- _SET TASK_
Can you repeat the lines below, substituting "event-time" for every "entry-time" and changing nothing else, and leave the pictures out?

- _Stored data_
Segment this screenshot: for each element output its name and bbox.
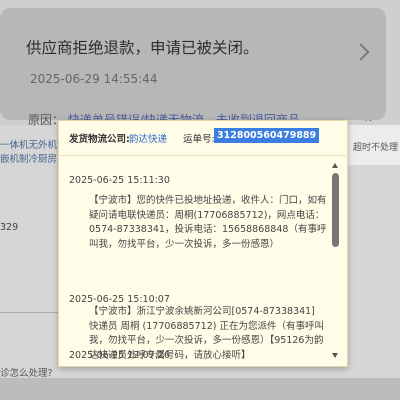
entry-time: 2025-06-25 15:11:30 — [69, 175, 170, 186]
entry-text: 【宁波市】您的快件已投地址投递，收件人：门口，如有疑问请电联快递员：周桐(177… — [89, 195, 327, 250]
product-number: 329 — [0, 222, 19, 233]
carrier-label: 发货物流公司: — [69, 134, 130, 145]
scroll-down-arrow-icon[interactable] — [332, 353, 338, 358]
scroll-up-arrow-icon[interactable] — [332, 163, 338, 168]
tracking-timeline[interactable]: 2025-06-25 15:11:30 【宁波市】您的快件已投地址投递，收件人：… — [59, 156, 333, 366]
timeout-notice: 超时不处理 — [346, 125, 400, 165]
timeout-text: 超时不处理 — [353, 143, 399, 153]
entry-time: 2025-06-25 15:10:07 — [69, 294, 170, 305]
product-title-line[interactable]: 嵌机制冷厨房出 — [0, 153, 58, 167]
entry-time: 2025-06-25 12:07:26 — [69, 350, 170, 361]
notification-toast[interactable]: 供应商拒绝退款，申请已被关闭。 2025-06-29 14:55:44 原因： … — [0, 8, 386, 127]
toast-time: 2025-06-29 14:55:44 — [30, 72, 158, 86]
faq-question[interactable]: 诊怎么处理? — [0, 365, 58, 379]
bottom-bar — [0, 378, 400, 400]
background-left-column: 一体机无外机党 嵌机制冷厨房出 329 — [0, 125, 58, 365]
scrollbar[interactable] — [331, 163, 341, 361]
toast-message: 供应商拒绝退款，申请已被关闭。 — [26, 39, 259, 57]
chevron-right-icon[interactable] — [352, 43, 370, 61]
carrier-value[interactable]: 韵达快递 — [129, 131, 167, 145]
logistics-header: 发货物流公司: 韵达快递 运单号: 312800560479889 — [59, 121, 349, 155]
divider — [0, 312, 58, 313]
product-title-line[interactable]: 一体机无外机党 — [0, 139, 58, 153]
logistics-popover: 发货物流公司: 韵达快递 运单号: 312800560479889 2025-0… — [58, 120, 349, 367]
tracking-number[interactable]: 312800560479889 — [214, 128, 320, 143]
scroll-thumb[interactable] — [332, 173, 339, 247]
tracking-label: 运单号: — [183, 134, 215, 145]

- _SOLUTION FOR THIS TASK_
Segment this screenshot: for each element output its name and bbox.
event-time: 2025-06-25 15:11:30 — [69, 175, 170, 186]
entry-text: 【宁波市】您的快件已投地址投递，收件人：门口，如有疑问请电联快递员：周桐(177… — [89, 195, 327, 250]
product-number: 329 — [0, 222, 19, 233]
carrier-label: 发货物流公司: — [69, 134, 130, 145]
scroll-down-arrow-icon[interactable] — [332, 353, 338, 358]
scroll-up-arrow-icon[interactable] — [332, 163, 338, 168]
tracking-timeline[interactable]: 2025-06-25 15:11:30 【宁波市】您的快件已投地址投递，收件人：… — [59, 156, 333, 366]
timeout-notice: 超时不处理 — [346, 125, 400, 165]
timeout-text: 超时不处理 — [353, 143, 399, 153]
event-time: 2025-06-25 15:10:07 — [69, 294, 170, 305]
product-title-line[interactable]: 嵌机制冷厨房出 — [0, 153, 58, 167]
event-time: 2025-06-25 12:07:26 — [69, 350, 170, 361]
notification-toast[interactable]: 供应商拒绝退款，申请已被关闭。 2025-06-29 14:55:44 原因： … — [0, 8, 386, 127]
toast-time: 2025-06-29 14:55:44 — [30, 72, 158, 86]
faq-question[interactable]: 诊怎么处理? — [0, 365, 58, 379]
bottom-bar — [0, 378, 400, 400]
background-left-column: 一体机无外机党 嵌机制冷厨房出 329 — [0, 125, 58, 365]
scrollbar[interactable] — [331, 163, 341, 361]
toast-message: 供应商拒绝退款，申请已被关闭。 — [26, 39, 259, 57]
chevron-right-icon[interactable] — [352, 43, 370, 61]
carrier-value[interactable]: 韵达快递 — [129, 131, 167, 145]
logistics-header: 发货物流公司: 韵达快递 运单号: 312800560479889 — [59, 121, 349, 155]
divider — [0, 312, 58, 313]
product-title-line[interactable]: 一体机无外机党 — [0, 139, 58, 153]
logistics-popover: 发货物流公司: 韵达快递 运单号: 312800560479889 2025-0… — [58, 120, 349, 367]
tracking-number[interactable]: 312800560479889 — [214, 128, 320, 143]
scroll-thumb[interactable] — [332, 173, 339, 247]
tracking-label: 运单号: — [183, 134, 215, 145]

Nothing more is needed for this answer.